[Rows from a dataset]
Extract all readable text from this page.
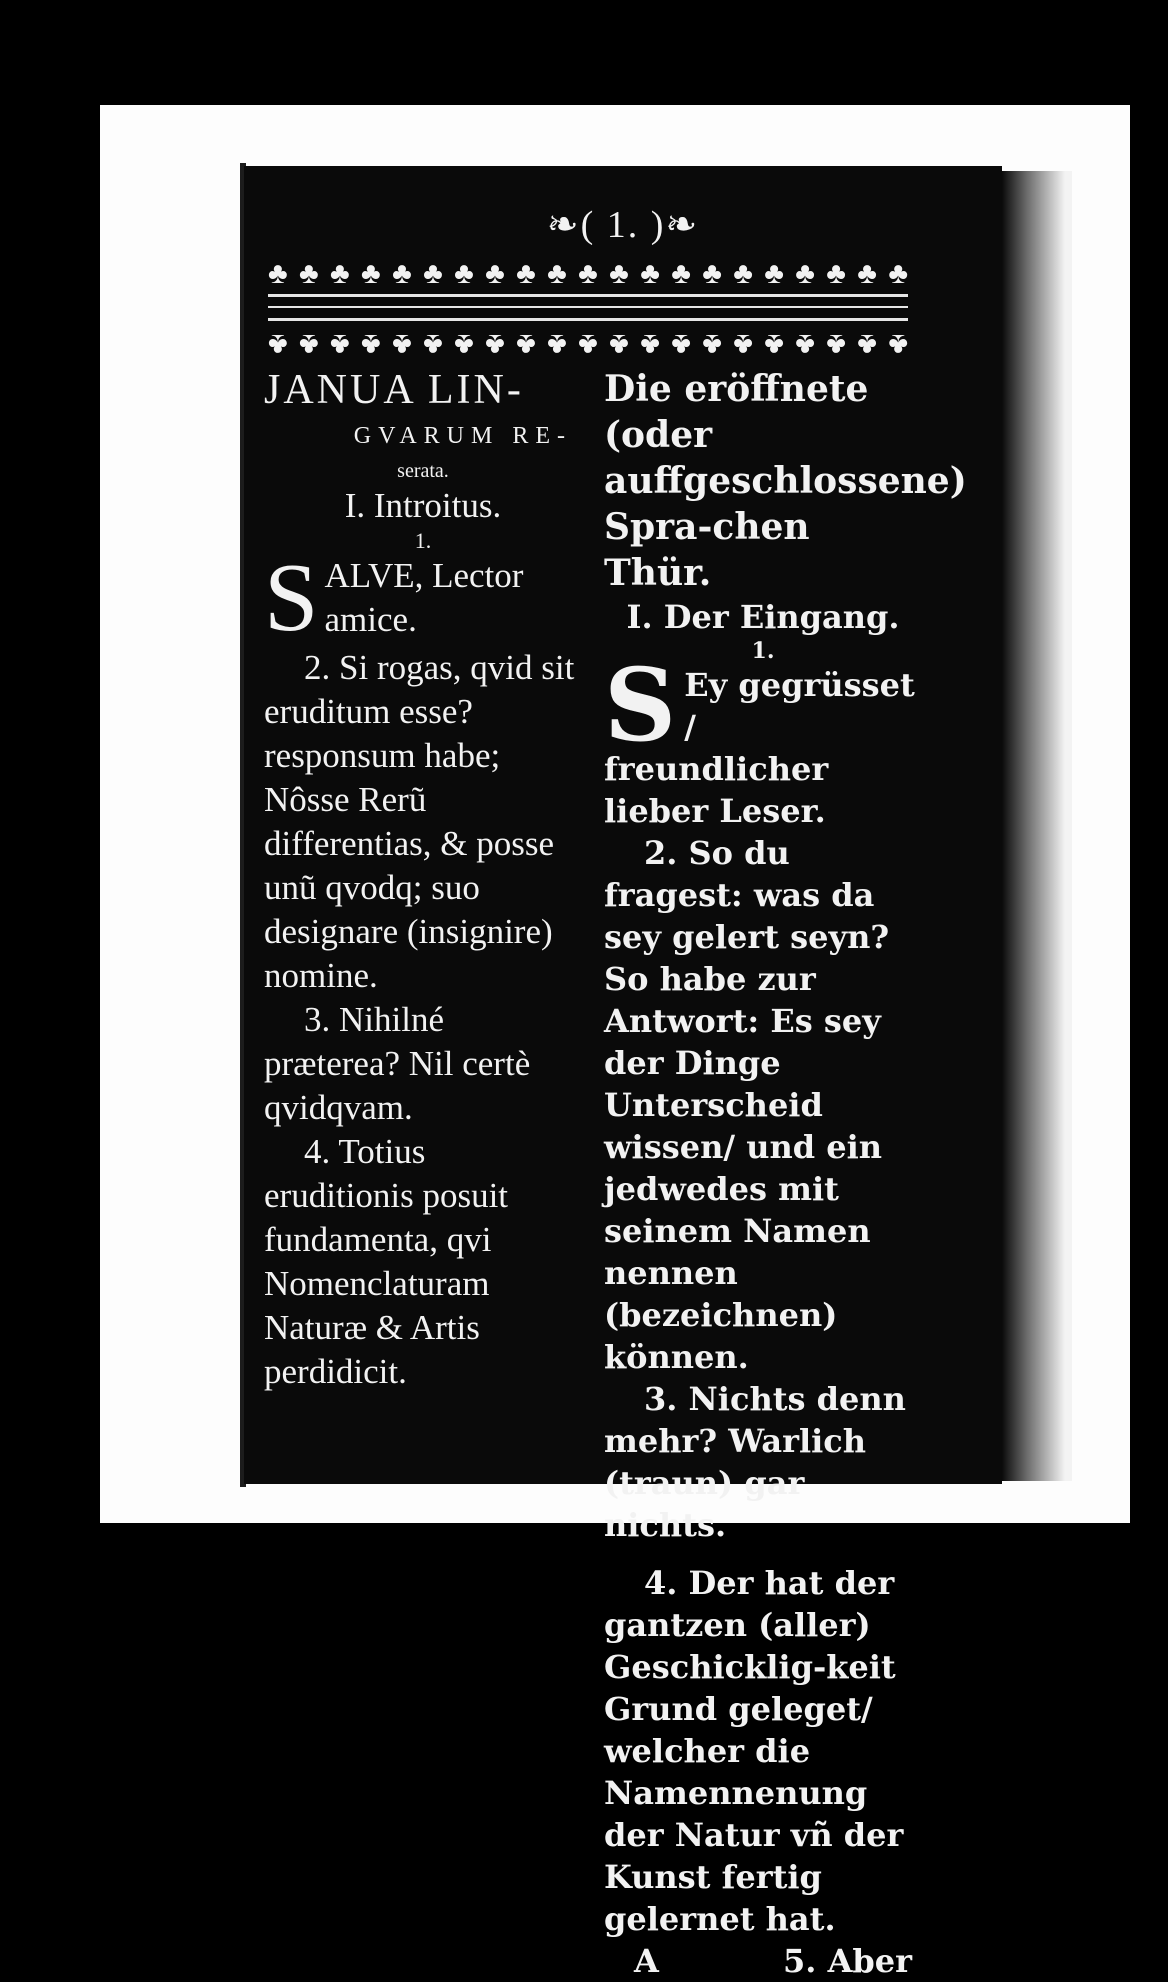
❧( 1. )❧
♣ ♣ ♣ ♣ ♣ ♣ ♣ ♣ ♣ ♣ ♣ ♣ ♣ ♣ ♣ ♣ ♣ ♣ ♣ ♣ ♣
♣ ♣ ♣ ♣ ♣ ♣ ♣ ♣ ♣ ♣ ♣ ♣ ♣ ♣ ♣ ♣ ♣ ♣ ♣ ♣ ♣
JANUA LIN-
GVARUM RE-
serata.
I. Introitus.
1.
S ALVE, Lector amice.

2. Si rogas, qvid sit eruditum esse? responsum habe; Nôsse Rerũ differentias, & posse unũ qvodq; suo designare (insignire) nomine.

3. Nihilné præterea? Nil certè qvidqvam.

4. Totius eruditionis posuit fundamenta, qvi Nomenclaturam Naturæ & Artis perdidicit.

Die eröffnete (oder auffgeschlossene) Spra-chen Thür.
I. Der Eingang.
1.
S Ey gegrüsset / freundlicher lieber Leser.

2. So du fragest: was da sey gelert seyn? So habe zur Antwort: Es sey der Dinge Unterscheid wissen/ und ein jedwedes mit seinem Namen nennen (bezeichnen) können.

3. Nichts denn mehr? Warlich (traun) gar nichts.

4. Der hat der gantzen (aller) Geschicklig-keit Grund geleget/ welcher die Namennenung der Natur vñ der Kunst fertig gelernet hat.

A	5. Aber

### WHAT YOU SHOULD DO:
Strip out the pictures and quote the remaining data word for word.

### EXERCISE ANSWER:
Extract all readable text from this page.
❧( 1. )❧
♣ ♣ ♣ ♣ ♣ ♣ ♣ ♣ ♣ ♣ ♣ ♣ ♣ ♣ ♣ ♣ ♣ ♣ ♣ ♣ ♣
♣ ♣ ♣ ♣ ♣ ♣ ♣ ♣ ♣ ♣ ♣ ♣ ♣ ♣ ♣ ♣ ♣ ♣ ♣ ♣ ♣
JANUA LIN-
GVARUM RE-
serata.
I. Introitus.
1.
S ALVE, Lector amice.

2. Si rogas, qvid sit eruditum esse? responsum habe; Nôsse Rerũ differentias, & posse unũ qvodq; suo designare (insignire) nomine.

3. Nihilné præterea? Nil certè qvidqvam.

4. Totius eruditionis posuit fundamenta, qvi Nomenclaturam Naturæ & Artis perdidicit.

Die eröffnete (oder auffgeschlossene) Spra-chen Thür.
I. Der Eingang.
1.
S Ey gegrüsset / freundlicher lieber Leser.

2. So du fragest: was da sey gelert seyn? So habe zur Antwort: Es sey der Dinge Unterscheid wissen/ und ein jedwedes mit seinem Namen nennen (bezeichnen) können.

3. Nichts denn mehr? Warlich (traun) gar nichts.

4. Der hat der gantzen (aller) Geschicklig-keit Grund geleget/ welcher die Namennenung der Natur vñ der Kunst fertig gelernet hat.

A	5. Aber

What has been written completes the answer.